**AIM OF THE TASK:** Only the number is wanted: count the lines that contain "PARK".
>> begin GIVEN INFORMATION
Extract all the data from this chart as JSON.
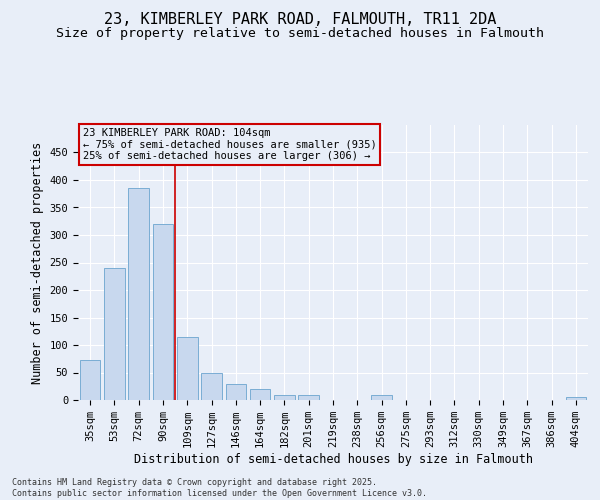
{
  "title_line1": "23, KIMBERLEY PARK ROAD, FALMOUTH, TR11 2DA",
  "title_line2": "Size of property relative to semi-detached houses in Falmouth",
  "xlabel": "Distribution of semi-detached houses by size in Falmouth",
  "ylabel": "Number of semi-detached properties",
  "categories": [
    "35sqm",
    "53sqm",
    "72sqm",
    "90sqm",
    "109sqm",
    "127sqm",
    "146sqm",
    "164sqm",
    "182sqm",
    "201sqm",
    "219sqm",
    "238sqm",
    "256sqm",
    "275sqm",
    "293sqm",
    "312sqm",
    "330sqm",
    "349sqm",
    "367sqm",
    "386sqm",
    "404sqm"
  ],
  "values": [
    72,
    240,
    385,
    320,
    115,
    50,
    30,
    20,
    10,
    10,
    0,
    0,
    10,
    0,
    0,
    0,
    0,
    0,
    0,
    0,
    5
  ],
  "bar_color": "#c8d8ee",
  "bar_edge_color": "#7aadd4",
  "vline_color": "#cc0000",
  "vline_x_idx": 3.5,
  "annotation_text": "23 KIMBERLEY PARK ROAD: 104sqm\n← 75% of semi-detached houses are smaller (935)\n25% of semi-detached houses are larger (306) →",
  "annotation_box_color": "#cc0000",
  "ylim": [
    0,
    500
  ],
  "yticks": [
    0,
    50,
    100,
    150,
    200,
    250,
    300,
    350,
    400,
    450
  ],
  "footer_text": "Contains HM Land Registry data © Crown copyright and database right 2025.\nContains public sector information licensed under the Open Government Licence v3.0.",
  "bg_color": "#e8eef8",
  "grid_color": "#ffffff",
  "title_fontsize": 11,
  "subtitle_fontsize": 9.5,
  "tick_fontsize": 7.5,
  "label_fontsize": 8.5,
  "footer_fontsize": 6,
  "annot_fontsize": 7.5
}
>> end GIVEN INFORMATION
**ANSWER IN FULL:** 2